▶ [To do] Below you will find a set of lines. Repeat them all exactly.

···

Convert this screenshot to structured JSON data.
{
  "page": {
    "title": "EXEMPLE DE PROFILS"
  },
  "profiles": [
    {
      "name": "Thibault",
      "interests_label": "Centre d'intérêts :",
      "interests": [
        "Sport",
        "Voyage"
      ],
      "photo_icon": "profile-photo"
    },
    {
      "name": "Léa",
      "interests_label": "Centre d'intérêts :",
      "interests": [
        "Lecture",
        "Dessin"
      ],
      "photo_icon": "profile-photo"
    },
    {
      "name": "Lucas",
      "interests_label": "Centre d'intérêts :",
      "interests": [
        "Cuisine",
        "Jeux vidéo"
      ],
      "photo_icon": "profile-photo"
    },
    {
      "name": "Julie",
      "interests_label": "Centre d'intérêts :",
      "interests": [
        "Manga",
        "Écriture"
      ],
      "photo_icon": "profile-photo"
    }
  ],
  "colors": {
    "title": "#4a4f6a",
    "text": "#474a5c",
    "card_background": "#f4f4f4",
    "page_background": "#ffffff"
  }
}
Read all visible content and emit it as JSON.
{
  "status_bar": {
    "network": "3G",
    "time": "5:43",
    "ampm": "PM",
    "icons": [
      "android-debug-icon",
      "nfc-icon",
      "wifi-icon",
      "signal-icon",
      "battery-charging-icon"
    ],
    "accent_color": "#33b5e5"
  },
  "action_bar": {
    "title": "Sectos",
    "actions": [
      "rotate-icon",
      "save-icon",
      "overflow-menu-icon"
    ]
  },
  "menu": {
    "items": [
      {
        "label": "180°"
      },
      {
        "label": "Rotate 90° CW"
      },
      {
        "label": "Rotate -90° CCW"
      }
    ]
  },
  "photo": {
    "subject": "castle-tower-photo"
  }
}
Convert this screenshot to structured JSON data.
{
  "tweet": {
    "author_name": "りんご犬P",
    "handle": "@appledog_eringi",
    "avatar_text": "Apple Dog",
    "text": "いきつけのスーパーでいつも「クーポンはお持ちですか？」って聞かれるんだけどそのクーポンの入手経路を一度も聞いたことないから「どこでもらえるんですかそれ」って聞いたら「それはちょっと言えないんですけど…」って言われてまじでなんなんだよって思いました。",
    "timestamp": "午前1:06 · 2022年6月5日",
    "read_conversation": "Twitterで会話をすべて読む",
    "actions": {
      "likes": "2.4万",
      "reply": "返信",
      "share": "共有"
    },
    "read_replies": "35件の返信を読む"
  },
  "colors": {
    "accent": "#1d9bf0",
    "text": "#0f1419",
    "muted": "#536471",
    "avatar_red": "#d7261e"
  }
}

···

▶ [Right answer]
Convert this screenshot to structured JSON data.
{
  "page": {
    "title": "EXEMPLE DE PROFILS"
  },
  "profiles": [
    {
      "name": "Thibault",
      "interests_label": "Centre d'intérêts :",
      "interests": [
        "Sport",
        "Voyage"
      ],
      "photo_icon": "profile-photo"
    },
    {
      "name": "Léa",
      "interests_label": "Centre d'intérêts :",
      "interests": [
        "Lecture",
        "Dessin"
      ],
      "photo_icon": "profile-photo"
    },
    {
      "name": "Lucas",
      "interests_label": "Centre d'intérêts :",
      "interests": [
        "Cuisine",
        "Jeux vidéo"
      ],
      "photo_icon": "profile-photo"
    },
    {
      "name": "Julie",
      "interests_label": "Centre d'intérêts :",
      "interests": [
        "Manga",
        "Écriture"
      ],
      "photo_icon": "profile-photo"
    }
  ],
  "colors": {
    "title": "#4a4f6a",
    "text": "#474a5c",
    "card_background": "#f4f4f4",
    "page_background": "#ffffff"
  }
}
Read all visible content and emit it as JSON.
{
  "status_bar": {
    "network": "3G",
    "time": "5:43",
    "ampm": "PM",
    "icons": [
      "android-debug-icon",
      "nfc-icon",
      "wifi-icon",
      "signal-icon",
      "battery-charging-icon"
    ],
    "accent_color": "#33b5e5"
  },
  "action_bar": {
    "title": "Sectos",
    "actions": [
      "rotate-icon",
      "save-icon",
      "overflow-menu-icon"
    ]
  },
  "menu": {
    "items": [
      {
        "label": "180°"
      },
      {
        "label": "Rotate 90° CW"
      },
      {
        "label": "Rotate -90° CCW"
      }
    ]
  },
  "photo": {
    "subject": "castle-tower-photo"
  }
}
Convert this screenshot to structured JSON data.
{
  "tweet": {
    "author_name": "りんご犬P",
    "handle": "@appledog_eringi",
    "avatar_text": "Apple Dog",
    "text": "いきつけのスーパーでいつも「クーポンはお持ちですか？」って聞かれるんだけどそのクーポンの入手経路を一度も聞いたことないから「どこでもらえるんですかそれ」って聞いたら「それはちょっと言えないんですけど…」って言われてまじでなんなんだよって思いました。",
    "timestamp": "午前1:06 · 2022年6月5日",
    "read_conversation": "Twitterで会話をすべて読む",
    "actions": {
      "likes": "2.4万",
      "reply": "返信",
      "share": "共有"
    },
    "read_replies": "35件の返信を読む"
  },
  "colors": {
    "accent": "#1d9bf0",
    "text": "#0f1419",
    "muted": "#536471",
    "avatar_red": "#d7261e"
  }
}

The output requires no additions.